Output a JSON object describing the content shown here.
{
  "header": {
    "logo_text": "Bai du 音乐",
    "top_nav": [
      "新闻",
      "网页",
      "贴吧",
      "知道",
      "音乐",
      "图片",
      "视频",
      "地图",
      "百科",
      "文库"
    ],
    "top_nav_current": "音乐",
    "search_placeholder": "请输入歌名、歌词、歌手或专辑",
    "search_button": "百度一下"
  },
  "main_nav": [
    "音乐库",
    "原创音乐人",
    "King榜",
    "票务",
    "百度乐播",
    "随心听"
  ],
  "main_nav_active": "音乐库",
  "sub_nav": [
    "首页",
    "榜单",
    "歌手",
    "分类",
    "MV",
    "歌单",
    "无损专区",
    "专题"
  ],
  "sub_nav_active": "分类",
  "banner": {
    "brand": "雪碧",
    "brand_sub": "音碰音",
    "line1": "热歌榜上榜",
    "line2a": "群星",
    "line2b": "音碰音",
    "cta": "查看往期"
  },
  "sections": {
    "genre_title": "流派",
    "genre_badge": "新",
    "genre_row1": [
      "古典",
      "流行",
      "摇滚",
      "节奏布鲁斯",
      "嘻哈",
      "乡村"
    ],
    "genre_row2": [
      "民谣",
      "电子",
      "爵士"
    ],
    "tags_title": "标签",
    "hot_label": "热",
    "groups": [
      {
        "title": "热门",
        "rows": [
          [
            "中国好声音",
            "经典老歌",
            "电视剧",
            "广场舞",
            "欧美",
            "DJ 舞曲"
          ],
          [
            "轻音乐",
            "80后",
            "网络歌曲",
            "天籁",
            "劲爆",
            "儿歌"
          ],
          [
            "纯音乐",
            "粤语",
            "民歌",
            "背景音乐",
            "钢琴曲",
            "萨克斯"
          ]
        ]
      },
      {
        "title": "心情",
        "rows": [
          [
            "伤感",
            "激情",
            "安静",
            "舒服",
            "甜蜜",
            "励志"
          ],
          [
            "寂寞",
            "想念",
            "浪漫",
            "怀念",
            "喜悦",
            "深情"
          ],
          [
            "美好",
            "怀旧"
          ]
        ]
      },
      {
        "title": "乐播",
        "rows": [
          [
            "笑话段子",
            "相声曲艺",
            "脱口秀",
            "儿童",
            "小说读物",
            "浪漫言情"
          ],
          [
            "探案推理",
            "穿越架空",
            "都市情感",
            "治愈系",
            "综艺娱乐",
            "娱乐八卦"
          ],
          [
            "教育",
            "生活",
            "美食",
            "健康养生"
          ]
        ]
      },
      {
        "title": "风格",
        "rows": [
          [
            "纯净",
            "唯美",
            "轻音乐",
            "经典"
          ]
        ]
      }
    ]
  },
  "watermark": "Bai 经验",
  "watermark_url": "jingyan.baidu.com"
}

-.-.-

● **What the task asks**
Write out the full listing, keeping every line exactly as it is.

● **Exercise result**
Output a JSON object describing the content shown here.
{
  "header": {
    "logo_text": "Bai du 音乐",
    "top_nav": [
      "新闻",
      "网页",
      "贴吧",
      "知道",
      "音乐",
      "图片",
      "视频",
      "地图",
      "百科",
      "文库"
    ],
    "top_nav_current": "音乐",
    "search_placeholder": "请输入歌名、歌词、歌手或专辑",
    "search_button": "百度一下"
  },
  "main_nav": [
    "音乐库",
    "原创音乐人",
    "King榜",
    "票务",
    "百度乐播",
    "随心听"
  ],
  "main_nav_active": "音乐库",
  "sub_nav": [
    "首页",
    "榜单",
    "歌手",
    "分类",
    "MV",
    "歌单",
    "无损专区",
    "专题"
  ],
  "sub_nav_active": "分类",
  "banner": {
    "brand": "雪碧",
    "brand_sub": "音碰音",
    "line1": "热歌榜上榜",
    "line2a": "群星",
    "line2b": "音碰音",
    "cta": "查看往期"
  },
  "sections": {
    "genre_title": "流派",
    "genre_badge": "新",
    "genre_row1": [
      "古典",
      "流行",
      "摇滚",
      "节奏布鲁斯",
      "嘻哈",
      "乡村"
    ],
    "genre_row2": [
      "民谣",
      "电子",
      "爵士"
    ],
    "tags_title": "标签",
    "hot_label": "热",
    "groups": [
      {
        "title": "热门",
        "rows": [
          [
            "中国好声音",
            "经典老歌",
            "电视剧",
            "广场舞",
            "欧美",
            "DJ 舞曲"
          ],
          [
            "轻音乐",
            "80后",
            "网络歌曲",
            "天籁",
            "劲爆",
            "儿歌"
          ],
          [
            "纯音乐",
            "粤语",
            "民歌",
            "背景音乐",
            "钢琴曲",
            "萨克斯"
          ]
        ]
      },
      {
        "title": "心情",
        "rows": [
          [
            "伤感",
            "激情",
            "安静",
            "舒服",
            "甜蜜",
            "励志"
          ],
          [
            "寂寞",
            "想念",
            "浪漫",
            "怀念",
            "喜悦",
            "深情"
          ],
          [
            "美好",
            "怀旧"
          ]
        ]
      },
      {
        "title": "乐播",
        "rows": [
          [
            "笑话段子",
            "相声曲艺",
            "脱口秀",
            "儿童",
            "小说读物",
            "浪漫言情"
          ],
          [
            "探案推理",
            "穿越架空",
            "都市情感",
            "治愈系",
            "综艺娱乐",
            "娱乐八卦"
          ],
          [
            "教育",
            "生活",
            "美食",
            "健康养生"
          ]
        ]
      },
      {
        "title": "风格",
        "rows": [
          [
            "纯净",
            "唯美",
            "轻音乐",
            "经典"
          ]
        ]
      }
    ]
  },
  "watermark": "Bai 经验",
  "watermark_url": "jingyan.baidu.com"
}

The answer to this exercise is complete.